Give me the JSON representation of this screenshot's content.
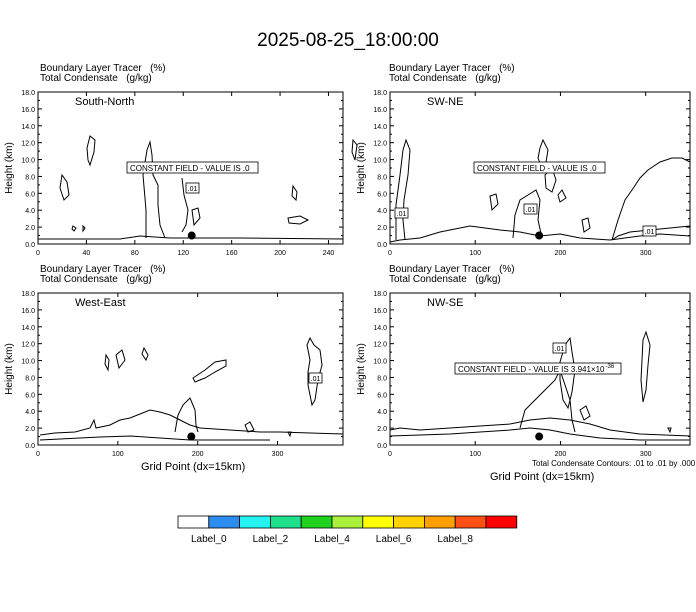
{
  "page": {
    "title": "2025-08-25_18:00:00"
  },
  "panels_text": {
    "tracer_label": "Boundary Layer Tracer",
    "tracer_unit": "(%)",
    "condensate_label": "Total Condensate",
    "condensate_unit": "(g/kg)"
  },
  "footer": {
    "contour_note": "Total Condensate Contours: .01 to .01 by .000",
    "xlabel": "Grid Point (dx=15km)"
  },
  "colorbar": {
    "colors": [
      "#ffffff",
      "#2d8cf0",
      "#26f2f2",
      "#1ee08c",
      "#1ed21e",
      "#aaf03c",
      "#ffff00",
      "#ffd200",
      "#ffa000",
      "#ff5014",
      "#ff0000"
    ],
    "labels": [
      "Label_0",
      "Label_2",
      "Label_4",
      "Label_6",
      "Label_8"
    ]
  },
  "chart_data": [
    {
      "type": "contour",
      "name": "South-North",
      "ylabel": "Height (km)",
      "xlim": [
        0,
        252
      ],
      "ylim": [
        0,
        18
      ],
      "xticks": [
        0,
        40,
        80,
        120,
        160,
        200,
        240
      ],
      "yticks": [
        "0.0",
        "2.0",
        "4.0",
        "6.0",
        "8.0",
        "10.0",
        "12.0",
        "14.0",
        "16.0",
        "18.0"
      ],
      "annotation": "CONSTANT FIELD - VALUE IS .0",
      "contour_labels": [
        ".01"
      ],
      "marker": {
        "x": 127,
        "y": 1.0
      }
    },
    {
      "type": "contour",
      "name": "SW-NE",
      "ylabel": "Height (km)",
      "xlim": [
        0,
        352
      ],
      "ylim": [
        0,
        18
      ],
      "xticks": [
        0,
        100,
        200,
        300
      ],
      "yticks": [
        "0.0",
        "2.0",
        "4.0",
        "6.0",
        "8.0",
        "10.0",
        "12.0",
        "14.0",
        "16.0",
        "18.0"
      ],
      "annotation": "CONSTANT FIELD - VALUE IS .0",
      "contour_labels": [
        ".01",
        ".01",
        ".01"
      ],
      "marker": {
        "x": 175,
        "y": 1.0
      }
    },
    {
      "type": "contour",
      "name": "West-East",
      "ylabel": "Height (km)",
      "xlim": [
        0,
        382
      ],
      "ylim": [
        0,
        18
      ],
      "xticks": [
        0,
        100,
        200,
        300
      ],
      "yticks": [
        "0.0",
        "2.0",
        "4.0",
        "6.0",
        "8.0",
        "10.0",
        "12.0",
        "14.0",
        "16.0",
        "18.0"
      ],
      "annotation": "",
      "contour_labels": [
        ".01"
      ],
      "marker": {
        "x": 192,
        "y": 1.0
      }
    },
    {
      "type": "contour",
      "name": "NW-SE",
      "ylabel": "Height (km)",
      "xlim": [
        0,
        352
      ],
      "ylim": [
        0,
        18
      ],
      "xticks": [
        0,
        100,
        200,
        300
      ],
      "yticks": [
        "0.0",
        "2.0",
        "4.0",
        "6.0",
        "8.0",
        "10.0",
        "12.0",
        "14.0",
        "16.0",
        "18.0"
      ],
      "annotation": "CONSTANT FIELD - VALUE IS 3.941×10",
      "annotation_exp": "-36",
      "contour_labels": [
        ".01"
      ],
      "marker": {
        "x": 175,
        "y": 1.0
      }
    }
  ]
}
──────────
## GIVEN TASK:
Omit the pictures, then output the rest of the listing exactly.

## SOLUTION:
Give me the JSON representation of this screenshot's content.
{
  "page": {
    "title": "2025-08-25_18:00:00"
  },
  "panels_text": {
    "tracer_label": "Boundary Layer Tracer",
    "tracer_unit": "(%)",
    "condensate_label": "Total Condensate",
    "condensate_unit": "(g/kg)"
  },
  "footer": {
    "contour_note": "Total Condensate Contours: .01 to .01 by .000",
    "xlabel": "Grid Point (dx=15km)"
  },
  "colorbar": {
    "colors": [
      "#ffffff",
      "#2d8cf0",
      "#26f2f2",
      "#1ee08c",
      "#1ed21e",
      "#aaf03c",
      "#ffff00",
      "#ffd200",
      "#ffa000",
      "#ff5014",
      "#ff0000"
    ],
    "labels": [
      "Label_0",
      "Label_2",
      "Label_4",
      "Label_6",
      "Label_8"
    ]
  },
  "chart_data": [
    {
      "type": "contour",
      "name": "South-North",
      "ylabel": "Height (km)",
      "xlim": [
        0,
        252
      ],
      "ylim": [
        0,
        18
      ],
      "xticks": [
        0,
        40,
        80,
        120,
        160,
        200,
        240
      ],
      "yticks": [
        "0.0",
        "2.0",
        "4.0",
        "6.0",
        "8.0",
        "10.0",
        "12.0",
        "14.0",
        "16.0",
        "18.0"
      ],
      "annotation": "CONSTANT FIELD - VALUE IS .0",
      "contour_labels": [
        ".01"
      ],
      "marker": {
        "x": 127,
        "y": 1.0
      }
    },
    {
      "type": "contour",
      "name": "SW-NE",
      "ylabel": "Height (km)",
      "xlim": [
        0,
        352
      ],
      "ylim": [
        0,
        18
      ],
      "xticks": [
        0,
        100,
        200,
        300
      ],
      "yticks": [
        "0.0",
        "2.0",
        "4.0",
        "6.0",
        "8.0",
        "10.0",
        "12.0",
        "14.0",
        "16.0",
        "18.0"
      ],
      "annotation": "CONSTANT FIELD - VALUE IS .0",
      "contour_labels": [
        ".01",
        ".01",
        ".01"
      ],
      "marker": {
        "x": 175,
        "y": 1.0
      }
    },
    {
      "type": "contour",
      "name": "West-East",
      "ylabel": "Height (km)",
      "xlim": [
        0,
        382
      ],
      "ylim": [
        0,
        18
      ],
      "xticks": [
        0,
        100,
        200,
        300
      ],
      "yticks": [
        "0.0",
        "2.0",
        "4.0",
        "6.0",
        "8.0",
        "10.0",
        "12.0",
        "14.0",
        "16.0",
        "18.0"
      ],
      "annotation": "",
      "contour_labels": [
        ".01"
      ],
      "marker": {
        "x": 192,
        "y": 1.0
      }
    },
    {
      "type": "contour",
      "name": "NW-SE",
      "ylabel": "Height (km)",
      "xlim": [
        0,
        352
      ],
      "ylim": [
        0,
        18
      ],
      "xticks": [
        0,
        100,
        200,
        300
      ],
      "yticks": [
        "0.0",
        "2.0",
        "4.0",
        "6.0",
        "8.0",
        "10.0",
        "12.0",
        "14.0",
        "16.0",
        "18.0"
      ],
      "annotation": "CONSTANT FIELD - VALUE IS 3.941×10",
      "annotation_exp": "-36",
      "contour_labels": [
        ".01"
      ],
      "marker": {
        "x": 175,
        "y": 1.0
      }
    }
  ]
}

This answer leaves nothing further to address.